[Records that describe figures]
## Begin

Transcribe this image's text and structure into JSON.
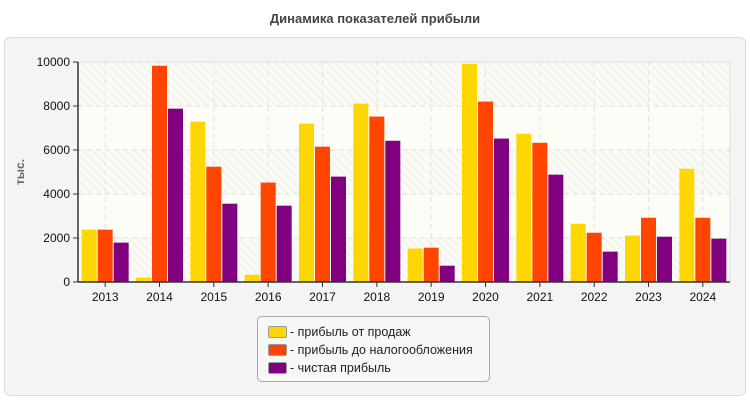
{
  "chart_data": {
    "type": "bar",
    "title": "Динамика показателей прибыли",
    "xlabel": "",
    "ylabel": "тыс.",
    "ylim": [
      0,
      10000
    ],
    "yticks": [
      "0",
      "2000",
      "4000",
      "6000",
      "8000",
      "10000"
    ],
    "grid": true,
    "legend_position": "bottom-center",
    "categories": [
      "2013",
      "2014",
      "2015",
      "2016",
      "2017",
      "2018",
      "2019",
      "2020",
      "2021",
      "2022",
      "2023",
      "2024"
    ],
    "series": [
      {
        "name": "- прибыль от продаж",
        "color": "#FFD700",
        "values": [
          2380,
          200,
          7290,
          330,
          7200,
          8110,
          1520,
          9920,
          6740,
          2650,
          2110,
          5150
        ]
      },
      {
        "name": "- прибыль до налогообложения",
        "color": "#FF4500",
        "values": [
          2380,
          9830,
          5240,
          4520,
          6150,
          7520,
          1560,
          8200,
          6330,
          2240,
          2920,
          2920
        ]
      },
      {
        "name": "- чистая прибыль",
        "color": "#800080",
        "values": [
          1790,
          7880,
          3560,
          3470,
          4790,
          6420,
          740,
          6520,
          4880,
          1380,
          2060,
          1970
        ]
      }
    ]
  }
}
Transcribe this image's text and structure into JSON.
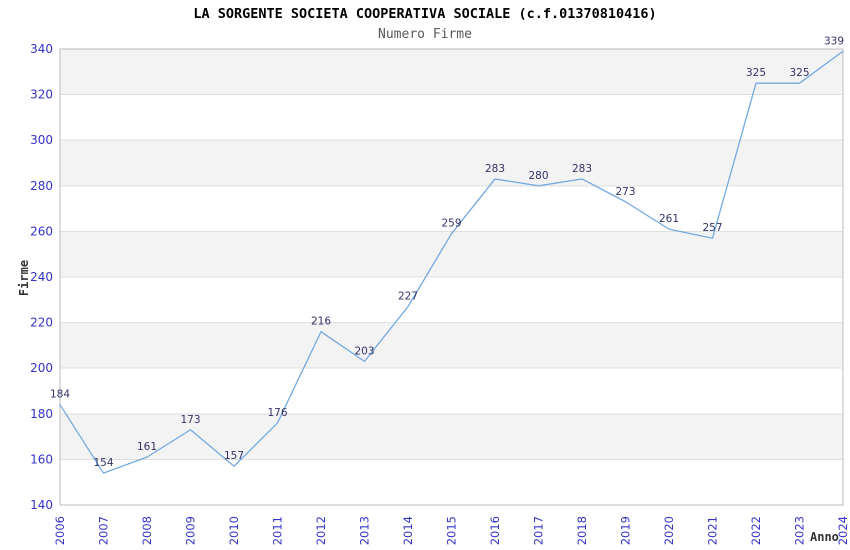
{
  "title": "LA SORGENTE SOCIETA COOPERATIVA SOCIALE (c.f.01370810416)",
  "subtitle": "Numero Firme",
  "colors": {
    "line": "#74a9e0",
    "tick_label": "#3333cc",
    "data_label": "#333366",
    "band": "#f3f3f3",
    "grid": "#dfdfdf",
    "border": "#bdbdbd",
    "axis_title": "#333333",
    "title": "#000000",
    "subtitle": "#595959",
    "background": "#ffffff"
  },
  "chart_data": {
    "type": "line",
    "title": "LA SORGENTE SOCIETA COOPERATIVA SOCIALE (c.f.01370810416)",
    "subtitle": "Numero Firme",
    "xlabel": "Anno",
    "ylabel": "Firme",
    "x": [
      2006,
      2007,
      2008,
      2009,
      2010,
      2011,
      2012,
      2013,
      2014,
      2015,
      2016,
      2017,
      2018,
      2019,
      2020,
      2021,
      2022,
      2023,
      2024
    ],
    "values": [
      184,
      154,
      161,
      173,
      157,
      176,
      216,
      203,
      227,
      259,
      283,
      280,
      283,
      273,
      261,
      257,
      325,
      325,
      339
    ],
    "ylim": [
      140,
      340
    ],
    "ytick_step": 20,
    "grid": true,
    "banded_background": true,
    "legend": "none",
    "data_labels": true,
    "x_tick_rotation": -90
  }
}
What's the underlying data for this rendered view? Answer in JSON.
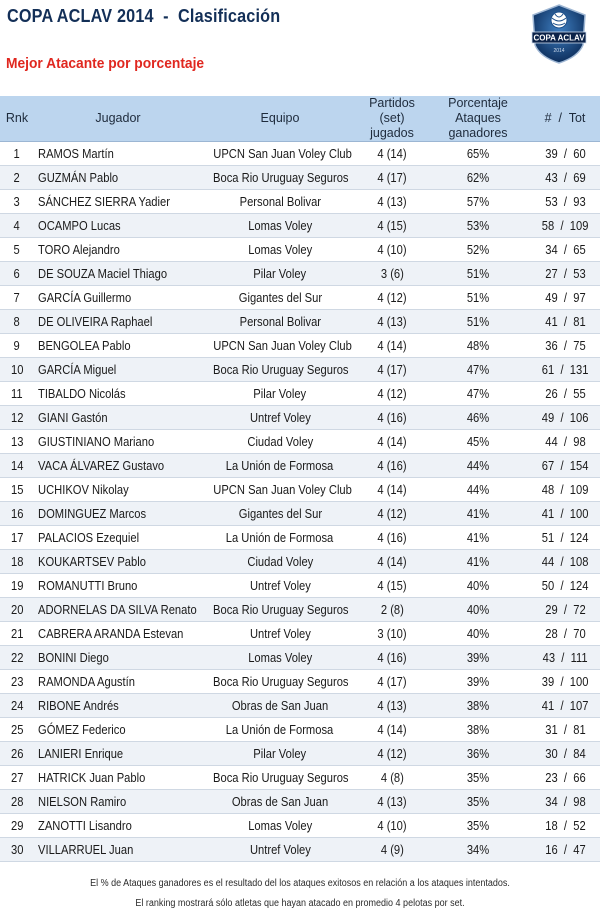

## End

Stated task ->
Your copy should match the records word for word, with the pictures removed.

Reply to the exercise ->
Transcribe this image's text and structure into JSON.
{
  "chart_data": {
    "type": "bar",
    "title": "Динамика показателей прибыли",
    "xlabel": "",
    "ylabel": "тыс.",
    "ylim": [
      0,
      10000
    ],
    "yticks": [
      "0",
      "2000",
      "4000",
      "6000",
      "8000",
      "10000"
    ],
    "grid": true,
    "legend_position": "bottom-center",
    "categories": [
      "2013",
      "2014",
      "2015",
      "2016",
      "2017",
      "2018",
      "2019",
      "2020",
      "2021",
      "2022",
      "2023",
      "2024"
    ],
    "series": [
      {
        "name": "- прибыль от продаж",
        "color": "#FFD700",
        "values": [
          2380,
          200,
          7290,
          330,
          7200,
          8110,
          1520,
          9920,
          6740,
          2650,
          2110,
          5150
        ]
      },
      {
        "name": "- прибыль до налогообложения",
        "color": "#FF4500",
        "values": [
          2380,
          9830,
          5240,
          4520,
          6150,
          7520,
          1560,
          8200,
          6330,
          2240,
          2920,
          2920
        ]
      },
      {
        "name": "- чистая прибыль",
        "color": "#800080",
        "values": [
          1790,
          7880,
          3560,
          3470,
          4790,
          6420,
          740,
          6520,
          4880,
          1380,
          2060,
          1970
        ]
      }
    ]
  }
}
Transcribe this image's text and structure into JSON.
{
  "title": "LA SORGENTE SOCIETA COOPERATIVA SOCIALE (c.f.01370810416)",
  "subtitle": "Numero Firme",
  "colors": {
    "line": "#74a9e0",
    "tick_label": "#3333cc",
    "data_label": "#333366",
    "band": "#f3f3f3",
    "grid": "#dfdfdf",
    "border": "#bdbdbd",
    "axis_title": "#333333",
    "title": "#000000",
    "subtitle": "#595959",
    "background": "#ffffff"
  },
  "chart_data": {
    "type": "line",
    "title": "LA SORGENTE SOCIETA COOPERATIVA SOCIALE (c.f.01370810416)",
    "subtitle": "Numero Firme",
    "xlabel": "Anno",
    "ylabel": "Firme",
    "x": [
      2006,
      2007,
      2008,
      2009,
      2010,
      2011,
      2012,
      2013,
      2014,
      2015,
      2016,
      2017,
      2018,
      2019,
      2020,
      2021,
      2022,
      2023,
      2024
    ],
    "values": [
      184,
      154,
      161,
      173,
      157,
      176,
      216,
      203,
      227,
      259,
      283,
      280,
      283,
      273,
      261,
      257,
      325,
      325,
      339
    ],
    "ylim": [
      140,
      340
    ],
    "ytick_step": 20,
    "grid": true,
    "banded_background": true,
    "legend": "none",
    "data_labels": true,
    "x_tick_rotation": -90
  }
}
What's the underlying data for this rendered view? Answer in JSON.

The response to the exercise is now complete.